WRITTEN PROBLEM: Every line that contains the word "symbol" should be copied.
* Begin SUPPLIED DATA *
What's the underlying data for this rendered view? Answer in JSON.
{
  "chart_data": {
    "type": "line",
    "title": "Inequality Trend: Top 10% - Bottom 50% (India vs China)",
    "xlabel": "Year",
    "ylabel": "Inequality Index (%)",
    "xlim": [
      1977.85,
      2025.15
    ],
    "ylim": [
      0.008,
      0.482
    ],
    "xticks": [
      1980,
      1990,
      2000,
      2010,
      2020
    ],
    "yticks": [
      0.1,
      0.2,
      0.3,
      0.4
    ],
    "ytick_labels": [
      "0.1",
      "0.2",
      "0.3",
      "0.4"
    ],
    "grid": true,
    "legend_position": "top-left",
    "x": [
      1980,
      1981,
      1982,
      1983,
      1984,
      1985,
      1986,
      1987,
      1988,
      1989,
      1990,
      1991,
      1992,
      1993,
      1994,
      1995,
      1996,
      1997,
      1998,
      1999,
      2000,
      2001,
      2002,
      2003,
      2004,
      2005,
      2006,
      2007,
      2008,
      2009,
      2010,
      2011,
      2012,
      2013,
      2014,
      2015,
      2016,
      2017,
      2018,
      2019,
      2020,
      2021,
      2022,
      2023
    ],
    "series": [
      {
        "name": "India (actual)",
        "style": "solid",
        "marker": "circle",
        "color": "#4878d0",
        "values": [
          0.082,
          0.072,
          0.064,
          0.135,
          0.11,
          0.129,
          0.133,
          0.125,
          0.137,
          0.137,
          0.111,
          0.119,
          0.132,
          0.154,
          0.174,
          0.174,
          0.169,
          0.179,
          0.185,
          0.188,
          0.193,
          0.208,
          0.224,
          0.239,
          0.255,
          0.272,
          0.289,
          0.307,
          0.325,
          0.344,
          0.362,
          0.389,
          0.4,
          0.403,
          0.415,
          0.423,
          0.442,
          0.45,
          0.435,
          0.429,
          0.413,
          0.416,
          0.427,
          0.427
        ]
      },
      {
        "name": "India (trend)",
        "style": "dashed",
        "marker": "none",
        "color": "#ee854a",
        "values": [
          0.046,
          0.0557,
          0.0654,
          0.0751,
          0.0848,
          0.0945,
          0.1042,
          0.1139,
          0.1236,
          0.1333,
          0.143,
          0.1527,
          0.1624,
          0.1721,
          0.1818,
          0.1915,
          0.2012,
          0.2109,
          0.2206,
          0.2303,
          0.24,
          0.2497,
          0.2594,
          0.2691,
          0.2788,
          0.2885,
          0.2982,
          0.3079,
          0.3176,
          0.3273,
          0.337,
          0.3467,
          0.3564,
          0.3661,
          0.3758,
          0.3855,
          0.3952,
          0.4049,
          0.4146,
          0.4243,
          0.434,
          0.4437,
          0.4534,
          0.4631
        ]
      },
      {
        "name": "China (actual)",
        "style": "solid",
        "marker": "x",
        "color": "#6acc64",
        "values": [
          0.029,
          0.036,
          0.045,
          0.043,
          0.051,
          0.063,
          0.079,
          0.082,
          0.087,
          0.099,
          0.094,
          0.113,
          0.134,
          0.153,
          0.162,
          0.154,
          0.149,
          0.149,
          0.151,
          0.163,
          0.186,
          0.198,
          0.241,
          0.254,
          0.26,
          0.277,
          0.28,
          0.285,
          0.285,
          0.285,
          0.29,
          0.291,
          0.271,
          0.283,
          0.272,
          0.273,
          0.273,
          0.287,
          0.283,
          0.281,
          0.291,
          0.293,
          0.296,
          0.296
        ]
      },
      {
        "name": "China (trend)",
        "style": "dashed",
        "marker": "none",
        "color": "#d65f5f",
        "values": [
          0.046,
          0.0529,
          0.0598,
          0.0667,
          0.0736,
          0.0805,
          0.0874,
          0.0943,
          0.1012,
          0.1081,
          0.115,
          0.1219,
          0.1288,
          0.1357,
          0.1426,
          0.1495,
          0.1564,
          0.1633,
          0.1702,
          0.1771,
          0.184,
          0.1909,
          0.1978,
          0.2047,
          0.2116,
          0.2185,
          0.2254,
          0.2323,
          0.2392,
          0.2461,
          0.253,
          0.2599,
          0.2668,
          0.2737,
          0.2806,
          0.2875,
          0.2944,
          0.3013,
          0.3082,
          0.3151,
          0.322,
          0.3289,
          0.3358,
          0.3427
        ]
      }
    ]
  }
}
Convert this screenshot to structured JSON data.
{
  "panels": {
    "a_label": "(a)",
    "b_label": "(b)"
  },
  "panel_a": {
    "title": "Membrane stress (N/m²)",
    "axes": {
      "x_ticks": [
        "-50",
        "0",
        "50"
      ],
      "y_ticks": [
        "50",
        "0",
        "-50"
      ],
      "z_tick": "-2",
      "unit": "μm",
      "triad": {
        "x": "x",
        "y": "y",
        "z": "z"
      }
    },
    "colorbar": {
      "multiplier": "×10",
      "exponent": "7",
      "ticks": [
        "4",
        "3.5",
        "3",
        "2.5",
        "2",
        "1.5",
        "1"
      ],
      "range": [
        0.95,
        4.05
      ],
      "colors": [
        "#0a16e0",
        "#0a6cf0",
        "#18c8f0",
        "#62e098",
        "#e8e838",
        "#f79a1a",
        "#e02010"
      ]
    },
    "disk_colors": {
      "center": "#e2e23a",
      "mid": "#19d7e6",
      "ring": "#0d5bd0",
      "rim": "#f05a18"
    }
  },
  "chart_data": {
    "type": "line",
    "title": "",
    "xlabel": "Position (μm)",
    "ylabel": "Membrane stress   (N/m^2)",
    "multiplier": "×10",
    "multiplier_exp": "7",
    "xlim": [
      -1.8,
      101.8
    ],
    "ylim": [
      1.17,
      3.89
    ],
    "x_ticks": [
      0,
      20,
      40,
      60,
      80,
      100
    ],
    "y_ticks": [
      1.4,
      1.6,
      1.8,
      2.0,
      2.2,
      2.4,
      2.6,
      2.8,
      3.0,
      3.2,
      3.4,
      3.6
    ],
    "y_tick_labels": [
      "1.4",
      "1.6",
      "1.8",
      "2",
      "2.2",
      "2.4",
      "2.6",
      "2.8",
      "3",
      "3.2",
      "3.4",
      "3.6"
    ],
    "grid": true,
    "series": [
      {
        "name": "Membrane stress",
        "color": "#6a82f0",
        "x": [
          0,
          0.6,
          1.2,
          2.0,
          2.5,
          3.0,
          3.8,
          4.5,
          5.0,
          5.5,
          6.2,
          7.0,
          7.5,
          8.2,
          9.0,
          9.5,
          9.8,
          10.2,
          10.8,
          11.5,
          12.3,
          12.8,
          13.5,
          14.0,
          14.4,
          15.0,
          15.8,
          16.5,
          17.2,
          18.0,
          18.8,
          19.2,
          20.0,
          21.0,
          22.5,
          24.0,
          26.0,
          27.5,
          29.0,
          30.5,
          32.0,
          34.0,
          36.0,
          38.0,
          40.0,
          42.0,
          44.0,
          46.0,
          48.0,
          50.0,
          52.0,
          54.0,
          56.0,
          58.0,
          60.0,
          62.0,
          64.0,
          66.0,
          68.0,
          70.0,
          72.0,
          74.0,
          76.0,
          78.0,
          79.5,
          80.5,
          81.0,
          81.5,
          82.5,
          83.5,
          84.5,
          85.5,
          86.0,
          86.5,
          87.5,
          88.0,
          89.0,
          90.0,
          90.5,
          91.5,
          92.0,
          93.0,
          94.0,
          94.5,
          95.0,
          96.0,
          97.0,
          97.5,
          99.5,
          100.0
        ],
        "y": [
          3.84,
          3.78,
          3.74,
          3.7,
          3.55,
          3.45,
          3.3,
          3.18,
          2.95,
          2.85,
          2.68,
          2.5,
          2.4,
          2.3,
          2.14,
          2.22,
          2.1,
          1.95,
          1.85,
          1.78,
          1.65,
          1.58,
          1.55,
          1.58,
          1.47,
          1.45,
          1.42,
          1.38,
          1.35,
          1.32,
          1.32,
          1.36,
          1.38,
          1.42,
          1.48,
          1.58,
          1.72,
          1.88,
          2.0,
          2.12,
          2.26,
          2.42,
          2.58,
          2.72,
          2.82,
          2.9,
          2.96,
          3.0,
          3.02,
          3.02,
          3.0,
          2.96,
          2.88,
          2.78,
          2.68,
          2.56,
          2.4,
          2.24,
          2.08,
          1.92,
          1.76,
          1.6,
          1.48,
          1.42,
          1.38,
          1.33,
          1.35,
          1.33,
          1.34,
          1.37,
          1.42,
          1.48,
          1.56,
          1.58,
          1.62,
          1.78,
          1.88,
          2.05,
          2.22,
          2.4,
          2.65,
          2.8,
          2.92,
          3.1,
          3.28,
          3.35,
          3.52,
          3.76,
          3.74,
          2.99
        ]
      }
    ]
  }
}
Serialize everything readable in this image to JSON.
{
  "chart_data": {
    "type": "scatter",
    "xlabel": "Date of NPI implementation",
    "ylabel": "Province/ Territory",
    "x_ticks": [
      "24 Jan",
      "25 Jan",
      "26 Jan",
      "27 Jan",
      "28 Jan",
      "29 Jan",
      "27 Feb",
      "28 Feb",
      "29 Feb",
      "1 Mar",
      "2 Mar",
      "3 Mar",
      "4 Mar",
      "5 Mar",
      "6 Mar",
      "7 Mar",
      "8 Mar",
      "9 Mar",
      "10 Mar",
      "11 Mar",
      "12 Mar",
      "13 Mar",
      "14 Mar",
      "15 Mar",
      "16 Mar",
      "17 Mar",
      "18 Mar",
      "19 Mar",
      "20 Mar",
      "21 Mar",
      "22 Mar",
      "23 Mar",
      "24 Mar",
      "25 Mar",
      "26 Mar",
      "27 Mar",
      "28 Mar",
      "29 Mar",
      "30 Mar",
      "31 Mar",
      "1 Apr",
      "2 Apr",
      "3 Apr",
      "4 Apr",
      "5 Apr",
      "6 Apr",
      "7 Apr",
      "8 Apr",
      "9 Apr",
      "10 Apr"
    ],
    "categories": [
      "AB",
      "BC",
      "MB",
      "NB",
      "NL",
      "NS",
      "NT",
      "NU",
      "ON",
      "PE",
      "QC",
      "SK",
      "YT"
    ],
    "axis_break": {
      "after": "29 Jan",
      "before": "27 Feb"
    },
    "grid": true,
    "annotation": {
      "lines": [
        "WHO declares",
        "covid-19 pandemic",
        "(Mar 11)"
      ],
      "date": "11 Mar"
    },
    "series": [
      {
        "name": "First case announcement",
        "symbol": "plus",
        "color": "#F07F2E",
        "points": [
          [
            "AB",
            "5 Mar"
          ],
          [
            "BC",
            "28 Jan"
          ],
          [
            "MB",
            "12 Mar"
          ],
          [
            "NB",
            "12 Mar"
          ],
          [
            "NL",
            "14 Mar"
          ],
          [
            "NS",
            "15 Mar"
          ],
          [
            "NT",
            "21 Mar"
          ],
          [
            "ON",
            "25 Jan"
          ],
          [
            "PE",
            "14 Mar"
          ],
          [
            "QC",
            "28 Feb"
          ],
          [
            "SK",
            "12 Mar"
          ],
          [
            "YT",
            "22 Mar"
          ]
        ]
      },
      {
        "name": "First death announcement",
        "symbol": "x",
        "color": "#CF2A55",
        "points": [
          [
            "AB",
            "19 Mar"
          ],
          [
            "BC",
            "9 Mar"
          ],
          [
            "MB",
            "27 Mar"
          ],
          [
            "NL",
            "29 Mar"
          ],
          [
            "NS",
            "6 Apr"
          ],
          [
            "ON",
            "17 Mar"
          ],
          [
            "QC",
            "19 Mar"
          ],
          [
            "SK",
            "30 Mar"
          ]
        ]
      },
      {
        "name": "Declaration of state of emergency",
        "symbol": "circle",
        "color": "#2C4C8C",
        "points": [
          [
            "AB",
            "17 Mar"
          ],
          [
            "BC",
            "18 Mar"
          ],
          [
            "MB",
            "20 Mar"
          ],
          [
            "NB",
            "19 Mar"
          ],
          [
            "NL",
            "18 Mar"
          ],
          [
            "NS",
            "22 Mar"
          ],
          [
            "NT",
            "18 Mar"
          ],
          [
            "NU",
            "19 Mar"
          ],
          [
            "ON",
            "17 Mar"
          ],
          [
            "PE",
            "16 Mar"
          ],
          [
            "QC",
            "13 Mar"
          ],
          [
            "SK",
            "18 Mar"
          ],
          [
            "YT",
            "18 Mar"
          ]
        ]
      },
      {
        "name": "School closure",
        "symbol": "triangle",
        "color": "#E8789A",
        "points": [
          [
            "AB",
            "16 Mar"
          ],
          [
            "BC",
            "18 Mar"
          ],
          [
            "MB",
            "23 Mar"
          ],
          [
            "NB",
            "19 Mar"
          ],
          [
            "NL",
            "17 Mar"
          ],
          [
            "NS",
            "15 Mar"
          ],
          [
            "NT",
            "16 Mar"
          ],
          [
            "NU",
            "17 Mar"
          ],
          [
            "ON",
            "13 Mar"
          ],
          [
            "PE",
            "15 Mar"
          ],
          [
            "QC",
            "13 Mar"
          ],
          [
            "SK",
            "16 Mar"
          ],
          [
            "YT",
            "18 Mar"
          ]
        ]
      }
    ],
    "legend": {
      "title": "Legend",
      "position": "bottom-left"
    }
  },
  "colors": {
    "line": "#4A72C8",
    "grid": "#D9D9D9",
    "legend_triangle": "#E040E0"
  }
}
* End SUPPLIED DATA *
RESULT:
        "symbol": "plus",
        "symbol": "x",
        "symbol": "circle",
        "symbol": "triangle",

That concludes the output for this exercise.